= Work to complete =
Print without alteration the lines that begin with the one containing "22, 453, 35]" and stop after the one containing "70, 28, 98]".

= Data rows =
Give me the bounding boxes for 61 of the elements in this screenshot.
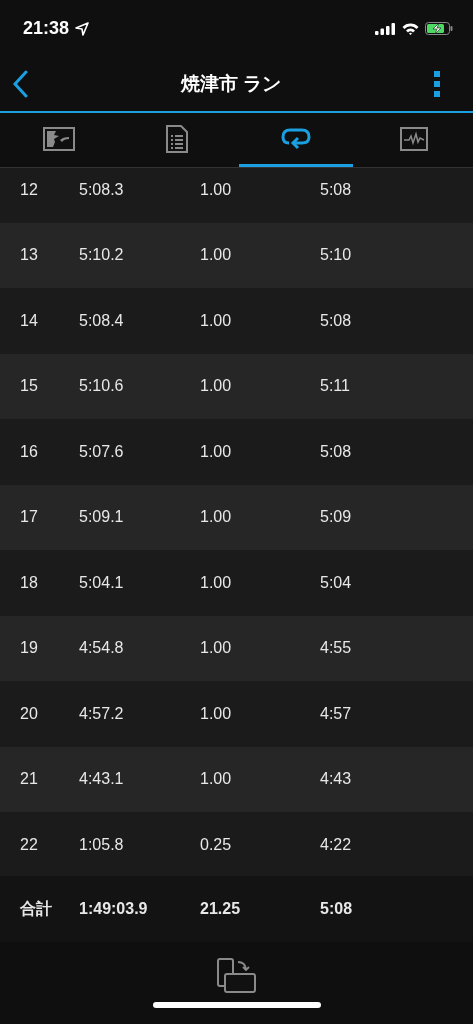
battery-charging-icon	[425, 22, 453, 35]
lap-number: 15	[19, 377, 39, 396]
table-cell-text: 5:08.4	[79, 311, 125, 330]
lap-number: 13	[19, 246, 39, 265]
table-cell-text: 1.00	[200, 311, 233, 330]
table-cell-text: 1.00	[200, 508, 233, 527]
table-cell-text: 1:49:03.9	[79, 900, 149, 918]
more-options-icon[interactable]	[434, 71, 440, 97]
table-cell-text: 4:54.8	[79, 639, 125, 658]
lap-number: 20	[19, 704, 39, 723]
table-cell-text: 5:07.6	[79, 442, 125, 461]
table-cell: 4:22	[320, 835, 352, 854]
table-cell-text: 1.00	[200, 573, 233, 592]
rotate-device-icon[interactable]	[216, 958, 257, 994]
loop-arrow-icon	[280, 127, 311, 150]
table-cell-text: 4:43.1	[79, 770, 125, 789]
lap-number: 16	[19, 442, 39, 461]
back-icon[interactable]	[12, 70, 28, 98]
table-cell: 5:10	[320, 246, 352, 265]
table-cell: 5:08	[320, 311, 352, 330]
table-cell: 4:43	[320, 770, 352, 789]
table-cell: 5:08	[320, 442, 352, 461]
lap-number: 14	[19, 311, 39, 330]
table-cell: 4:57	[320, 704, 352, 723]
location-arrow-icon	[75, 21, 90, 36]
table-cell-text: 1.00	[200, 639, 233, 658]
status-time: 21:38	[23, 18, 70, 39]
table-cell-text: 5:04.1	[79, 573, 125, 592]
wifi-icon	[402, 22, 419, 35]
total-label: 合計	[19, 898, 53, 919]
waveform-chart-icon	[399, 126, 428, 151]
table-cell: 4:55	[320, 639, 352, 658]
table-cell-text: 21.25	[200, 900, 242, 918]
table-cell-text: 1.00	[200, 246, 233, 265]
table-cell-text: 1.00	[200, 704, 233, 723]
table-cell-text: 4:57.2	[79, 704, 125, 723]
document-list-icon	[166, 124, 189, 153]
lap-number: 22	[19, 835, 39, 854]
table-cell-text: 1.00	[200, 770, 233, 789]
lap-number: 17	[19, 508, 39, 527]
map-icon	[43, 126, 76, 151]
lap-number: 18	[19, 573, 39, 592]
lap-number: 19	[19, 639, 39, 658]
table-cell-text: 1.00	[200, 377, 233, 396]
screen-title: 焼津市 ラン	[180, 72, 282, 96]
table-cell-text: 5:10.2	[79, 246, 125, 265]
table-cell-text: 1:05.8	[79, 835, 125, 854]
table-cell-text: 5:09.1	[79, 508, 125, 527]
lap-number: 21	[19, 770, 39, 789]
table-cell: 5:09	[320, 508, 352, 527]
table-cell-text: 5:08.3	[79, 180, 125, 199]
table-cell-text: 0.25	[200, 835, 233, 854]
table-cell: 5:11	[320, 377, 350, 396]
lap-number: 12	[19, 180, 39, 199]
table-cell-text: 1.00	[200, 180, 233, 199]
table-cell-text: 5:10.6	[79, 377, 125, 396]
signal-icon	[375, 22, 396, 35]
table-cell: 5:08	[320, 180, 352, 199]
table-cell-text: 1.00	[200, 442, 233, 461]
table-cell: 5:04	[320, 573, 352, 592]
table-cell: 5:08	[320, 900, 353, 918]
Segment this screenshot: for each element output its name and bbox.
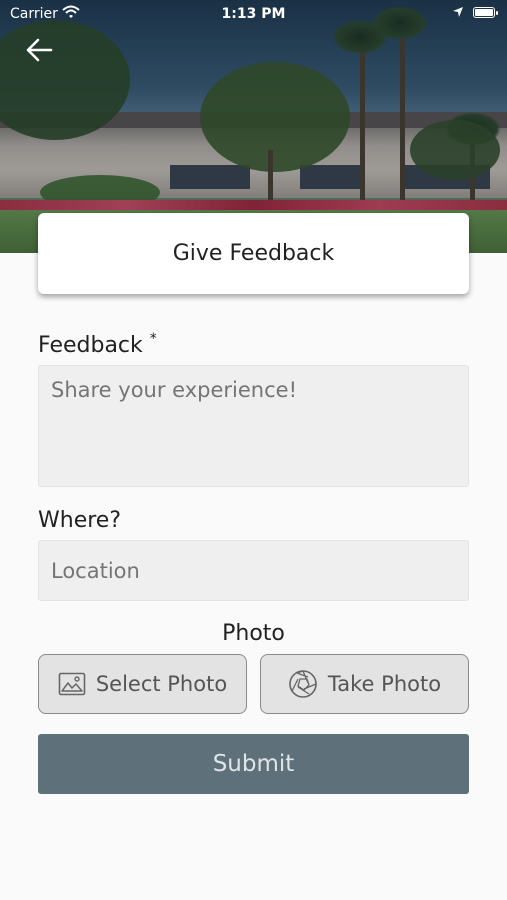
select-photo-button[interactable]: Select Photo [38, 654, 247, 714]
required-marker: * [149, 331, 157, 347]
select-photo-label: Select Photo [95, 672, 228, 696]
take-photo-label: Take Photo [327, 672, 442, 696]
camera-aperture-icon [289, 670, 317, 698]
arrow-left-icon [26, 38, 53, 62]
feedback-label: Feedback * [38, 331, 157, 358]
status-bar: Carrier 1:13 PM [0, 0, 507, 28]
submit-label: Submit [212, 751, 295, 777]
submit-button[interactable]: Submit [38, 734, 469, 794]
page-title-card: Give Feedback [38, 213, 469, 294]
back-button[interactable] [24, 36, 56, 66]
location-arrow-icon [452, 6, 464, 22]
take-photo-button[interactable]: Take Photo [260, 654, 469, 714]
location-input[interactable] [38, 540, 469, 601]
page-title: Give Feedback [172, 241, 335, 266]
where-label: Where? [38, 508, 122, 533]
battery-icon [473, 7, 498, 18]
image-icon [58, 672, 86, 696]
feedback-label-text: Feedback [38, 333, 143, 358]
feedback-input[interactable] [38, 365, 469, 487]
photo-label: Photo [222, 621, 285, 646]
clock: 1:13 PM [221, 6, 286, 22]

= Worked answer =
battery-charging-icon	[425, 22, 453, 35]
lap-number: 15	[19, 377, 39, 396]
table-cell-text: 5:08.4	[79, 311, 125, 330]
lap-number: 13	[19, 246, 39, 265]
table-cell-text: 1.00	[200, 311, 233, 330]
table-cell-text: 1.00	[200, 508, 233, 527]
table-cell-text: 1:49:03.9	[79, 900, 149, 918]
more-options-icon[interactable]	[434, 71, 440, 97]
table-cell-text: 4:54.8	[79, 639, 125, 658]
lap-number: 20	[19, 704, 39, 723]
table-cell-text: 5:07.6	[79, 442, 125, 461]
table-cell: 4:22	[320, 835, 352, 854]
table-cell-text: 1.00	[200, 573, 233, 592]
rotate-device-icon[interactable]	[216, 958, 257, 994]
loop-arrow-icon	[280, 127, 311, 150]
table-cell-text: 4:43.1	[79, 770, 125, 789]
lap-number: 16	[19, 442, 39, 461]
back-icon[interactable]	[12, 70, 28, 98]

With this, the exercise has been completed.